REQUEST – Reproduce the entries exactly.

THE RECORDS –
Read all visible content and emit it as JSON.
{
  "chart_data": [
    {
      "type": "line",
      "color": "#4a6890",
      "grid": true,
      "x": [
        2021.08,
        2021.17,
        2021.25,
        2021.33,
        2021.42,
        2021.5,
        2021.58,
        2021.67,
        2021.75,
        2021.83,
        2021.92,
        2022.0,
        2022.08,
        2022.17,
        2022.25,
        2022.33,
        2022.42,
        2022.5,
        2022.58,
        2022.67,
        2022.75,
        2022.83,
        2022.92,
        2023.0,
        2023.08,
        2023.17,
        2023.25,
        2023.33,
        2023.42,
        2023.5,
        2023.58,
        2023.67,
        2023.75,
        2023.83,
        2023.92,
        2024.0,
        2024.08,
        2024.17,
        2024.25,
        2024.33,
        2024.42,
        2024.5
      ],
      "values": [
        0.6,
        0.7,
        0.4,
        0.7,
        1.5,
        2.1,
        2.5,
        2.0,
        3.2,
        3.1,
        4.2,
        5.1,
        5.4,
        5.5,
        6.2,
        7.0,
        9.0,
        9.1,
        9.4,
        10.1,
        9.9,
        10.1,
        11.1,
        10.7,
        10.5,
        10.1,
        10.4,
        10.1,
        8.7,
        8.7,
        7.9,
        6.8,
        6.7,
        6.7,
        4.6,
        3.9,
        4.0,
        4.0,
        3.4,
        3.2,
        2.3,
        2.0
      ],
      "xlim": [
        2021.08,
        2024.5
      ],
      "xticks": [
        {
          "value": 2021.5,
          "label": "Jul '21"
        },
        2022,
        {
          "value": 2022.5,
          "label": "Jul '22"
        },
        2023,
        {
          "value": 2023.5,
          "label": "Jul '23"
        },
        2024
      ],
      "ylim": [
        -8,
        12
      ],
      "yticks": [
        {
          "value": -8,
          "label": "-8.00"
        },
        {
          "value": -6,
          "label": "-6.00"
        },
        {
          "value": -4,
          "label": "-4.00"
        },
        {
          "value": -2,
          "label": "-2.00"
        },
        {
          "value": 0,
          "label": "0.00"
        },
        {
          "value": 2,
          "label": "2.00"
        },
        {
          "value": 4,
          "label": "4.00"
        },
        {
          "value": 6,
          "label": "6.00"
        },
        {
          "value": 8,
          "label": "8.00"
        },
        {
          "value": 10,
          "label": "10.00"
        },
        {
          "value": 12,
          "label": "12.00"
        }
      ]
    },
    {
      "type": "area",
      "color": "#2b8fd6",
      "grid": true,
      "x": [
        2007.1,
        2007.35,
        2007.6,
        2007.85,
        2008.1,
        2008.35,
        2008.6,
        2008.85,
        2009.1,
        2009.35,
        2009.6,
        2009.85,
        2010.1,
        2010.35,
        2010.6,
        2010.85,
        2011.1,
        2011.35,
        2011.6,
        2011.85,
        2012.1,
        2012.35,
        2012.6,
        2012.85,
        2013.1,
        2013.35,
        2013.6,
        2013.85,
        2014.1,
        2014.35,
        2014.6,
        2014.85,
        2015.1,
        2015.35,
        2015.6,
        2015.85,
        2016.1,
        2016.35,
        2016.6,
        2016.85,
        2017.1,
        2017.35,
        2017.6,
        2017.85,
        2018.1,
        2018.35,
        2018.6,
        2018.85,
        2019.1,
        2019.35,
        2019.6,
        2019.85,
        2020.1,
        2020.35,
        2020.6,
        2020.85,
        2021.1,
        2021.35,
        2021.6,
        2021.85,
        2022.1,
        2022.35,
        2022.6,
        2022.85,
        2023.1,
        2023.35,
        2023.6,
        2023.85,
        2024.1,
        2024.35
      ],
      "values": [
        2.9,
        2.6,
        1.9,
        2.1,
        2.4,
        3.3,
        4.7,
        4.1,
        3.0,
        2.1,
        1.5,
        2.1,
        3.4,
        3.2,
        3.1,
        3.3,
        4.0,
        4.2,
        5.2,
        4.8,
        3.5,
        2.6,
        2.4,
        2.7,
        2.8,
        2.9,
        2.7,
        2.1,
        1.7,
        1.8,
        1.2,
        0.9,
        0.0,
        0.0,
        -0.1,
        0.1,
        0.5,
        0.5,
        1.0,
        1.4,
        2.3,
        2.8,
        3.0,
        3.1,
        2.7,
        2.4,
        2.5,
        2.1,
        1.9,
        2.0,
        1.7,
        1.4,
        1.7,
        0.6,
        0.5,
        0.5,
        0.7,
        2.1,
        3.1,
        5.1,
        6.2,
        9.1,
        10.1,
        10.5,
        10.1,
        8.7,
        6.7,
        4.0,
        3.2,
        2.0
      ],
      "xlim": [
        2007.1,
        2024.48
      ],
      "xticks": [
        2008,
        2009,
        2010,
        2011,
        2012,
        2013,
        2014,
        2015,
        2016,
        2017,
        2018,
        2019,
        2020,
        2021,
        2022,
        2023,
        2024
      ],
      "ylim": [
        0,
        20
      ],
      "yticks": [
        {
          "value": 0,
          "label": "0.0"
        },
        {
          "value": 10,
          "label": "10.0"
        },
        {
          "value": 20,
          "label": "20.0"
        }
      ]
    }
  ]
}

SOLUTION –
Read all visible content and emit it as JSON.
{
  "chart_data": [
    {
      "type": "line",
      "color": "#4a6890",
      "grid": true,
      "x": [
        2021.08,
        2021.17,
        2021.25,
        2021.33,
        2021.42,
        2021.5,
        2021.58,
        2021.67,
        2021.75,
        2021.83,
        2021.92,
        2022.0,
        2022.08,
        2022.17,
        2022.25,
        2022.33,
        2022.42,
        2022.5,
        2022.58,
        2022.67,
        2022.75,
        2022.83,
        2022.92,
        2023.0,
        2023.08,
        2023.17,
        2023.25,
        2023.33,
        2023.42,
        2023.5,
        2023.58,
        2023.67,
        2023.75,
        2023.83,
        2023.92,
        2024.0,
        2024.08,
        2024.17,
        2024.25,
        2024.33,
        2024.42,
        2024.5
      ],
      "values": [
        0.6,
        0.7,
        0.4,
        0.7,
        1.5,
        2.1,
        2.5,
        2.0,
        3.2,
        3.1,
        4.2,
        5.1,
        5.4,
        5.5,
        6.2,
        7.0,
        9.0,
        9.1,
        9.4,
        10.1,
        9.9,
        10.1,
        11.1,
        10.7,
        10.5,
        10.1,
        10.4,
        10.1,
        8.7,
        8.7,
        7.9,
        6.8,
        6.7,
        6.7,
        4.6,
        3.9,
        4.0,
        4.0,
        3.4,
        3.2,
        2.3,
        2.0
      ],
      "xlim": [
        2021.08,
        2024.5
      ],
      "xticks": [
        {
          "value": 2021.5,
          "label": "Jul '21"
        },
        2022,
        {
          "value": 2022.5,
          "label": "Jul '22"
        },
        2023,
        {
          "value": 2023.5,
          "label": "Jul '23"
        },
        2024
      ],
      "ylim": [
        -8,
        12
      ],
      "yticks": [
        {
          "value": -8,
          "label": "-8.00"
        },
        {
          "value": -6,
          "label": "-6.00"
        },
        {
          "value": -4,
          "label": "-4.00"
        },
        {
          "value": -2,
          "label": "-2.00"
        },
        {
          "value": 0,
          "label": "0.00"
        },
        {
          "value": 2,
          "label": "2.00"
        },
        {
          "value": 4,
          "label": "4.00"
        },
        {
          "value": 6,
          "label": "6.00"
        },
        {
          "value": 8,
          "label": "8.00"
        },
        {
          "value": 10,
          "label": "10.00"
        },
        {
          "value": 12,
          "label": "12.00"
        }
      ]
    },
    {
      "type": "area",
      "color": "#2b8fd6",
      "grid": true,
      "x": [
        2007.1,
        2007.35,
        2007.6,
        2007.85,
        2008.1,
        2008.35,
        2008.6,
        2008.85,
        2009.1,
        2009.35,
        2009.6,
        2009.85,
        2010.1,
        2010.35,
        2010.6,
        2010.85,
        2011.1,
        2011.35,
        2011.6,
        2011.85,
        2012.1,
        2012.35,
        2012.6,
        2012.85,
        2013.1,
        2013.35,
        2013.6,
        2013.85,
        2014.1,
        2014.35,
        2014.6,
        2014.85,
        2015.1,
        2015.35,
        2015.6,
        2015.85,
        2016.1,
        2016.35,
        2016.6,
        2016.85,
        2017.1,
        2017.35,
        2017.6,
        2017.85,
        2018.1,
        2018.35,
        2018.6,
        2018.85,
        2019.1,
        2019.35,
        2019.6,
        2019.85,
        2020.1,
        2020.35,
        2020.6,
        2020.85,
        2021.1,
        2021.35,
        2021.6,
        2021.85,
        2022.1,
        2022.35,
        2022.6,
        2022.85,
        2023.1,
        2023.35,
        2023.6,
        2023.85,
        2024.1,
        2024.35
      ],
      "values": [
        2.9,
        2.6,
        1.9,
        2.1,
        2.4,
        3.3,
        4.7,
        4.1,
        3.0,
        2.1,
        1.5,
        2.1,
        3.4,
        3.2,
        3.1,
        3.3,
        4.0,
        4.2,
        5.2,
        4.8,
        3.5,
        2.6,
        2.4,
        2.7,
        2.8,
        2.9,
        2.7,
        2.1,
        1.7,
        1.8,
        1.2,
        0.9,
        0.0,
        0.0,
        -0.1,
        0.1,
        0.5,
        0.5,
        1.0,
        1.4,
        2.3,
        2.8,
        3.0,
        3.1,
        2.7,
        2.4,
        2.5,
        2.1,
        1.9,
        2.0,
        1.7,
        1.4,
        1.7,
        0.6,
        0.5,
        0.5,
        0.7,
        2.1,
        3.1,
        5.1,
        6.2,
        9.1,
        10.1,
        10.5,
        10.1,
        8.7,
        6.7,
        4.0,
        3.2,
        2.0
      ],
      "xlim": [
        2007.1,
        2024.48
      ],
      "xticks": [
        2008,
        2009,
        2010,
        2011,
        2012,
        2013,
        2014,
        2015,
        2016,
        2017,
        2018,
        2019,
        2020,
        2021,
        2022,
        2023,
        2024
      ],
      "ylim": [
        0,
        20
      ],
      "yticks": [
        {
          "value": 0,
          "label": "0.0"
        },
        {
          "value": 10,
          "label": "10.0"
        },
        {
          "value": 20,
          "label": "20.0"
        }
      ]
    }
  ]
}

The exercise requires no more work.